» EXERCISE TASK
Show every line that has the string "coordinate" in it.

— Start of LISTED RECORDS —

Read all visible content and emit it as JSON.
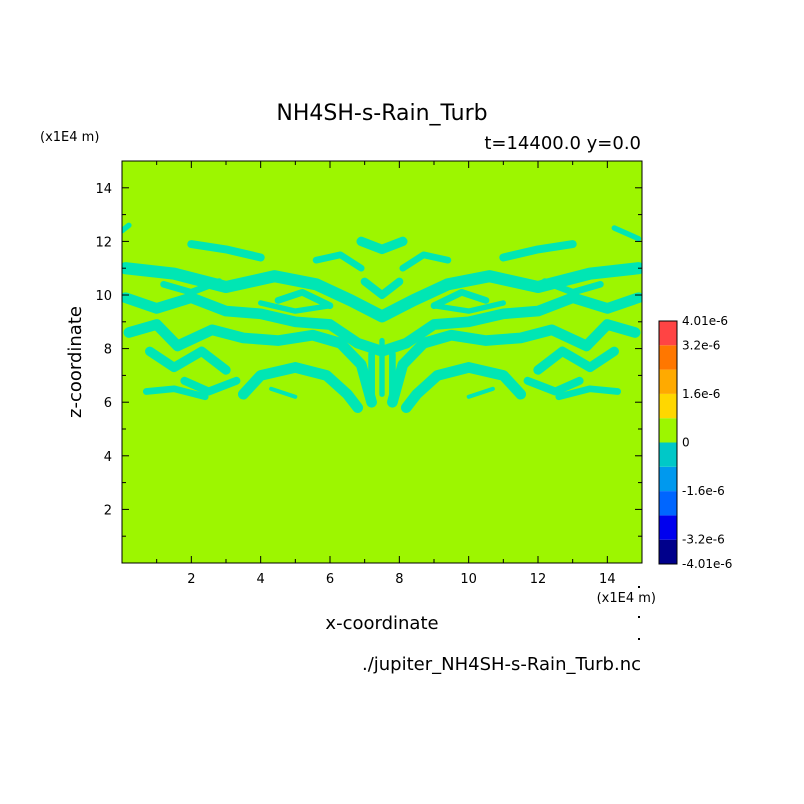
{
  "chart_data": {
    "type": "heatmap",
    "title": "NH4SH-s-Rain_Turb",
    "subtitle": "t=14400.0 y=0.0",
    "xlabel": "x-coordinate",
    "ylabel": "z-coordinate",
    "x_unit": "(x1E4 m)",
    "z_unit": "(x1E4 m)",
    "xlim": [
      0,
      15
    ],
    "ylim": [
      0,
      15
    ],
    "x_ticks": [
      2,
      4,
      6,
      8,
      10,
      12,
      14
    ],
    "y_ticks": [
      2,
      4,
      6,
      8,
      10,
      12,
      14
    ],
    "x_tick_labels": [
      "2",
      "4",
      "6",
      "8",
      "10",
      "12",
      "14"
    ],
    "y_tick_labels": [
      "2",
      "4",
      "6",
      "8",
      "10",
      "12",
      "14"
    ],
    "source_file": "./jupiter_NH4SH-s-Rain_Turb.nc",
    "colorbar": {
      "levels": [
        -4.01e-06,
        -3.2e-06,
        -2.4e-06,
        -1.6e-06,
        -8e-07,
        0,
        8e-07,
        1.6e-06,
        2.4e-06,
        3.2e-06,
        4.01e-06
      ],
      "colors": [
        "#00008b",
        "#0000ee",
        "#0066ff",
        "#0099ee",
        "#00c8c8",
        "#9df600",
        "#ffd700",
        "#ffaa00",
        "#ff7700",
        "#ff4444"
      ],
      "tick_labels": [
        "4.01e-6",
        "3.2e-6",
        "1.6e-6",
        "0",
        "-1.6e-6",
        "-3.2e-6",
        "-4.01e-6"
      ]
    },
    "background_level": 0,
    "regions": [
      {
        "level_range": [
          -8e-07,
          0
        ],
        "color": "#00e6b4",
        "description_z_range": [
          5.5,
          12.5
        ],
        "bands": [
          {
            "pts": [
              [
                0.1,
                11.0
              ],
              [
                1.5,
                10.8
              ],
              [
                3.0,
                10.3
              ],
              [
                4.4,
                10.7
              ],
              [
                5.6,
                10.4
              ],
              [
                6.6,
                9.8
              ],
              [
                7.5,
                9.2
              ],
              [
                8.4,
                9.8
              ],
              [
                9.4,
                10.4
              ],
              [
                10.6,
                10.7
              ],
              [
                12.0,
                10.3
              ],
              [
                13.5,
                10.8
              ],
              [
                14.9,
                11.0
              ]
            ],
            "w": 0.45
          },
          {
            "pts": [
              [
                0.1,
                9.9
              ],
              [
                1.0,
                9.5
              ],
              [
                2.0,
                9.9
              ],
              [
                3.0,
                9.4
              ],
              [
                4.0,
                9.3
              ],
              [
                5.0,
                9.0
              ],
              [
                6.0,
                8.9
              ],
              [
                6.8,
                8.2
              ],
              [
                7.5,
                7.9
              ],
              [
                8.2,
                8.2
              ],
              [
                9.0,
                8.9
              ],
              [
                10.0,
                9.0
              ],
              [
                11.0,
                9.3
              ],
              [
                12.0,
                9.4
              ],
              [
                13.0,
                9.9
              ],
              [
                14.0,
                9.5
              ],
              [
                14.9,
                9.9
              ]
            ],
            "w": 0.4
          },
          {
            "pts": [
              [
                0.2,
                8.6
              ],
              [
                1.0,
                8.9
              ],
              [
                1.6,
                8.1
              ],
              [
                2.6,
                8.7
              ],
              [
                3.5,
                8.4
              ],
              [
                4.5,
                8.3
              ],
              [
                5.5,
                8.5
              ],
              [
                6.3,
                8.2
              ],
              [
                6.9,
                7.4
              ],
              [
                7.2,
                6.0
              ]
            ],
            "w": 0.4
          },
          {
            "pts": [
              [
                14.8,
                8.6
              ],
              [
                14.0,
                8.9
              ],
              [
                13.4,
                8.1
              ],
              [
                12.4,
                8.7
              ],
              [
                11.5,
                8.4
              ],
              [
                10.5,
                8.3
              ],
              [
                9.5,
                8.5
              ],
              [
                8.7,
                8.2
              ],
              [
                8.1,
                7.4
              ],
              [
                7.8,
                6.0
              ]
            ],
            "w": 0.4
          },
          {
            "pts": [
              [
                0.8,
                7.9
              ],
              [
                1.5,
                7.3
              ],
              [
                2.3,
                7.9
              ],
              [
                3.0,
                7.2
              ]
            ],
            "w": 0.35
          },
          {
            "pts": [
              [
                14.2,
                7.9
              ],
              [
                13.5,
                7.3
              ],
              [
                12.7,
                7.9
              ],
              [
                12.0,
                7.2
              ]
            ],
            "w": 0.35
          },
          {
            "pts": [
              [
                3.5,
                6.3
              ],
              [
                4.0,
                7.0
              ],
              [
                5.0,
                7.3
              ],
              [
                5.9,
                7.0
              ],
              [
                6.5,
                6.3
              ],
              [
                6.8,
                5.8
              ]
            ],
            "w": 0.4
          },
          {
            "pts": [
              [
                11.5,
                6.3
              ],
              [
                11.0,
                7.0
              ],
              [
                10.0,
                7.3
              ],
              [
                9.1,
                7.0
              ],
              [
                8.5,
                6.3
              ],
              [
                8.2,
                5.8
              ]
            ],
            "w": 0.4
          },
          {
            "pts": [
              [
                1.8,
                6.8
              ],
              [
                2.5,
                6.4
              ],
              [
                3.3,
                6.8
              ]
            ],
            "w": 0.3
          },
          {
            "pts": [
              [
                13.2,
                6.8
              ],
              [
                12.5,
                6.4
              ],
              [
                11.7,
                6.8
              ]
            ],
            "w": 0.3
          },
          {
            "pts": [
              [
                0.7,
                6.4
              ],
              [
                1.5,
                6.5
              ],
              [
                2.4,
                6.2
              ]
            ],
            "w": 0.25
          },
          {
            "pts": [
              [
                14.3,
                6.4
              ],
              [
                13.5,
                6.5
              ],
              [
                12.6,
                6.2
              ]
            ],
            "w": 0.25
          },
          {
            "pts": [
              [
                2.0,
                11.9
              ],
              [
                3.0,
                11.7
              ],
              [
                4.0,
                11.4
              ]
            ],
            "w": 0.3
          },
          {
            "pts": [
              [
                13.0,
                11.9
              ],
              [
                12.0,
                11.7
              ],
              [
                11.0,
                11.4
              ]
            ],
            "w": 0.3
          },
          {
            "pts": [
              [
                6.9,
                12.0
              ],
              [
                7.5,
                11.7
              ],
              [
                8.1,
                12.0
              ]
            ],
            "w": 0.35
          },
          {
            "pts": [
              [
                5.6,
                11.3
              ],
              [
                6.3,
                11.5
              ],
              [
                6.9,
                11.0
              ]
            ],
            "w": 0.25
          },
          {
            "pts": [
              [
                9.4,
                11.3
              ],
              [
                8.7,
                11.5
              ],
              [
                8.1,
                11.0
              ]
            ],
            "w": 0.25
          },
          {
            "pts": [
              [
                7.0,
                10.5
              ],
              [
                7.5,
                10.0
              ],
              [
                8.0,
                10.5
              ]
            ],
            "w": 0.3
          },
          {
            "pts": [
              [
                4.5,
                9.8
              ],
              [
                5.2,
                10.1
              ],
              [
                6.0,
                9.6
              ]
            ],
            "w": 0.25
          },
          {
            "pts": [
              [
                10.5,
                9.8
              ],
              [
                9.8,
                10.1
              ],
              [
                9.0,
                9.6
              ]
            ],
            "w": 0.25
          },
          {
            "pts": [
              [
                7.2,
                7.8
              ],
              [
                7.2,
                6.0
              ]
            ],
            "w": 0.25
          },
          {
            "pts": [
              [
                7.8,
                7.8
              ],
              [
                7.8,
                6.0
              ]
            ],
            "w": 0.25
          },
          {
            "pts": [
              [
                7.5,
                8.3
              ],
              [
                7.5,
                6.3
              ]
            ],
            "w": 0.2
          },
          {
            "pts": [
              [
                0.0,
                12.4
              ],
              [
                0.2,
                12.6
              ]
            ],
            "w": 0.2
          },
          {
            "pts": [
              [
                14.2,
                12.5
              ],
              [
                14.9,
                12.1
              ]
            ],
            "w": 0.2
          },
          {
            "pts": [
              [
                4.0,
                9.7
              ],
              [
                5.0,
                9.4
              ],
              [
                6.0,
                9.6
              ]
            ],
            "w": 0.2
          },
          {
            "pts": [
              [
                11.0,
                9.7
              ],
              [
                10.0,
                9.4
              ],
              [
                9.0,
                9.6
              ]
            ],
            "w": 0.2
          },
          {
            "pts": [
              [
                1.2,
                10.4
              ],
              [
                2.0,
                10.1
              ],
              [
                2.8,
                10.5
              ]
            ],
            "w": 0.25
          },
          {
            "pts": [
              [
                13.8,
                10.4
              ],
              [
                13.0,
                10.1
              ],
              [
                12.2,
                10.5
              ]
            ],
            "w": 0.25
          },
          {
            "pts": [
              [
                4.3,
                6.5
              ],
              [
                5.0,
                6.2
              ]
            ],
            "w": 0.15
          },
          {
            "pts": [
              [
                10.7,
                6.5
              ],
              [
                10.0,
                6.2
              ]
            ],
            "w": 0.15
          }
        ]
      }
    ]
  }
}
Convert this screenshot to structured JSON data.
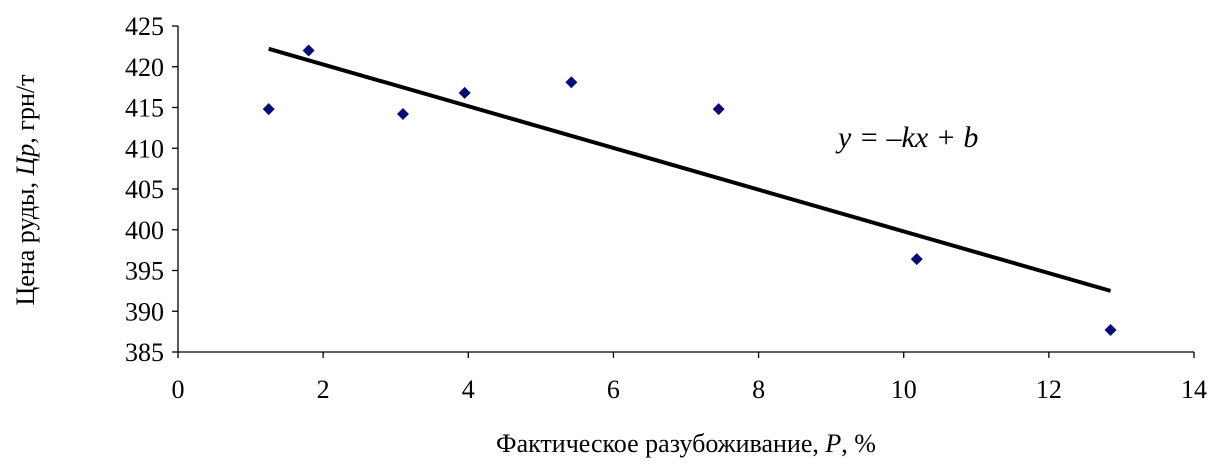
{
  "chart_data": {
    "type": "scatter",
    "title": "",
    "xlabel": {
      "prefix": "Фактическое разубоживание, ",
      "var": "P",
      "suffix": ", %"
    },
    "ylabel": {
      "prefix": "Цена руды, ",
      "var": "Цр",
      "suffix": ", грн/т"
    },
    "xlim": [
      0,
      14
    ],
    "ylim": [
      385,
      425
    ],
    "xticks": [
      "0",
      "2",
      "4",
      "6",
      "8",
      "10",
      "12",
      "14"
    ],
    "yticks": [
      "385",
      "390",
      "395",
      "400",
      "405",
      "410",
      "415",
      "420",
      "425"
    ],
    "points": [
      {
        "x": 1.25,
        "y": 414.8
      },
      {
        "x": 1.8,
        "y": 422.0
      },
      {
        "x": 3.1,
        "y": 414.2
      },
      {
        "x": 3.95,
        "y": 416.8
      },
      {
        "x": 5.42,
        "y": 418.1
      },
      {
        "x": 7.45,
        "y": 414.8
      },
      {
        "x": 10.18,
        "y": 396.4
      },
      {
        "x": 12.85,
        "y": 387.7
      }
    ],
    "trendline": {
      "x": [
        1.25,
        12.85
      ],
      "y": [
        422.2,
        392.5
      ]
    },
    "marker_color": "#0a0a7a",
    "line_color": "#000000",
    "annotation": "y = –kx + b",
    "grid": false,
    "legend": "none"
  }
}
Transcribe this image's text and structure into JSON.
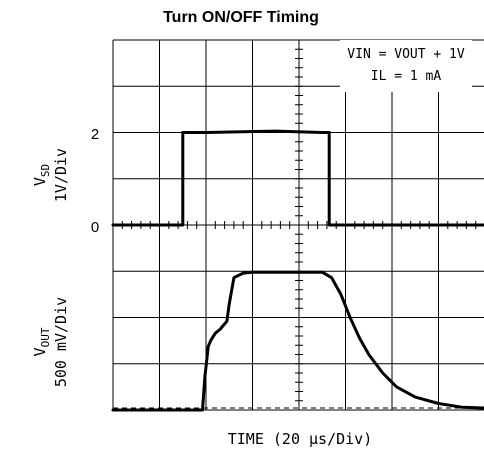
{
  "chart_data": {
    "type": "line",
    "title": "Turn ON/OFF Timing",
    "xlabel": "TIME (20 µs/Div)",
    "x_unit_per_div": 20,
    "x_divisions": 8,
    "y_divisions": 8,
    "conditions": [
      "VIN = VOUT + 1V",
      "IL = 1 mA"
    ],
    "channels": [
      {
        "name": "VSD",
        "label_main": "V",
        "label_sub": "SD",
        "scale": "1V/Div",
        "scale_per_div": 1,
        "ylim": [
          0,
          4
        ],
        "ticks": [
          "2",
          "0"
        ],
        "x": [
          0,
          30,
          30,
          40,
          70,
          90,
          93,
          93,
          160
        ],
        "y": [
          0,
          0,
          2.0,
          2.0,
          2.03,
          2.0,
          2.0,
          0,
          0
        ]
      },
      {
        "name": "VOUT",
        "label_main": "V",
        "label_sub": "OUT",
        "scale": "500 mV/Div",
        "scale_per_div": 500,
        "ylim": [
          0,
          2000
        ],
        "x": [
          0,
          38.5,
          39.5,
          41,
          42,
          44,
          46,
          49,
          50,
          52,
          56,
          60,
          90,
          94,
          98,
          102,
          106,
          110,
          116,
          122,
          130,
          140,
          150,
          160
        ],
        "y": [
          0,
          0,
          350,
          690,
          750,
          830,
          870,
          960,
          1150,
          1430,
          1480,
          1490,
          1490,
          1430,
          1250,
          1000,
          780,
          600,
          400,
          250,
          140,
          70,
          30,
          20
        ]
      }
    ]
  }
}
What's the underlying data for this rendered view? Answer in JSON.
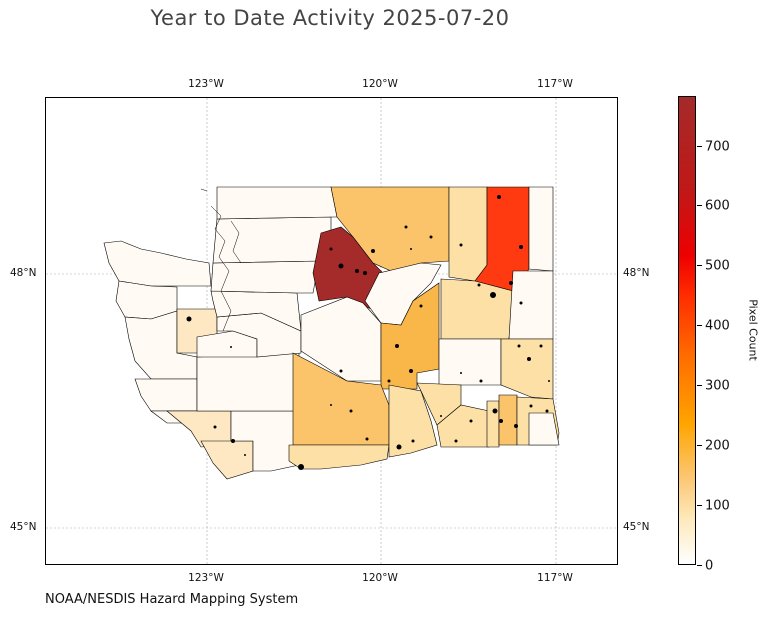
{
  "title": "Year to Date Activity 2025-07-20",
  "credit": "NOAA/NESDIS Hazard Mapping System",
  "map": {
    "lon_ticks": [
      "123°W",
      "120°W",
      "117°W"
    ],
    "lat_ticks": [
      "48°N",
      "45°N"
    ],
    "colors": {
      "lowest": "#fffaf3",
      "low": "#fde8c3",
      "light": "#fde0a6",
      "mid": "#fcc46a",
      "orange": "#f9b74a",
      "red_orange": "#ff3a10",
      "dark_red": "#a52a2a"
    }
  },
  "colorbar": {
    "title": "Pixel Count",
    "ticks": [
      "0",
      "100",
      "200",
      "300",
      "400",
      "500",
      "600",
      "700"
    ],
    "range": [
      0,
      780
    ]
  }
}
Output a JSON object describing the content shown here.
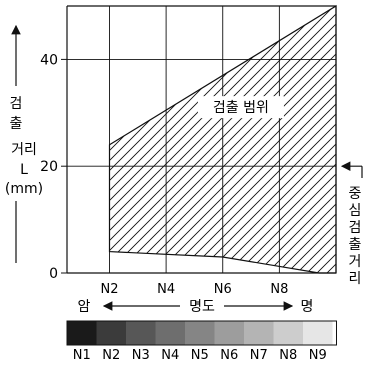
{
  "chart_data": {
    "type": "area",
    "ylabel": [
      "검출",
      "거리",
      "L",
      "(mm)"
    ],
    "x_axis_title": "명도",
    "x_dark_label": "암",
    "x_bright_label": "명",
    "x_ticks": [
      {
        "label": "N2",
        "value": 2
      },
      {
        "label": "N4",
        "value": 4
      },
      {
        "label": "N6",
        "value": 6
      },
      {
        "label": "N8",
        "value": 8
      }
    ],
    "y_ticks": [
      0,
      20,
      40
    ],
    "xlim": [
      0.5,
      10
    ],
    "ylim": [
      0,
      50
    ],
    "region_label": "검출 범위",
    "region_upper": [
      {
        "x": 2,
        "y": 24
      },
      {
        "x": 10,
        "y": 50
      }
    ],
    "region_lower": [
      {
        "x": 2,
        "y": 4
      },
      {
        "x": 6,
        "y": 3
      },
      {
        "x": 9.4,
        "y": 0
      }
    ],
    "center_distance": {
      "value": 20,
      "label": [
        "중심",
        "검출",
        "거리"
      ]
    },
    "grayscale": [
      {
        "label": "N1",
        "color": "#1a1a1a"
      },
      {
        "label": "N2",
        "color": "#3b3b3b"
      },
      {
        "label": "N3",
        "color": "#575757"
      },
      {
        "label": "N4",
        "color": "#6e6e6e"
      },
      {
        "label": "N5",
        "color": "#858585"
      },
      {
        "label": "N6",
        "color": "#9d9d9d"
      },
      {
        "label": "N7",
        "color": "#b4b4b4"
      },
      {
        "label": "N8",
        "color": "#cdcdcd"
      },
      {
        "label": "N9",
        "color": "#e6e6e6"
      }
    ],
    "grid": true
  }
}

— End of LISTED RECORDS —

» EXERCISE RESULT
    "xlabel": "x-coordinate",
    "ylabel": "z-coordinate",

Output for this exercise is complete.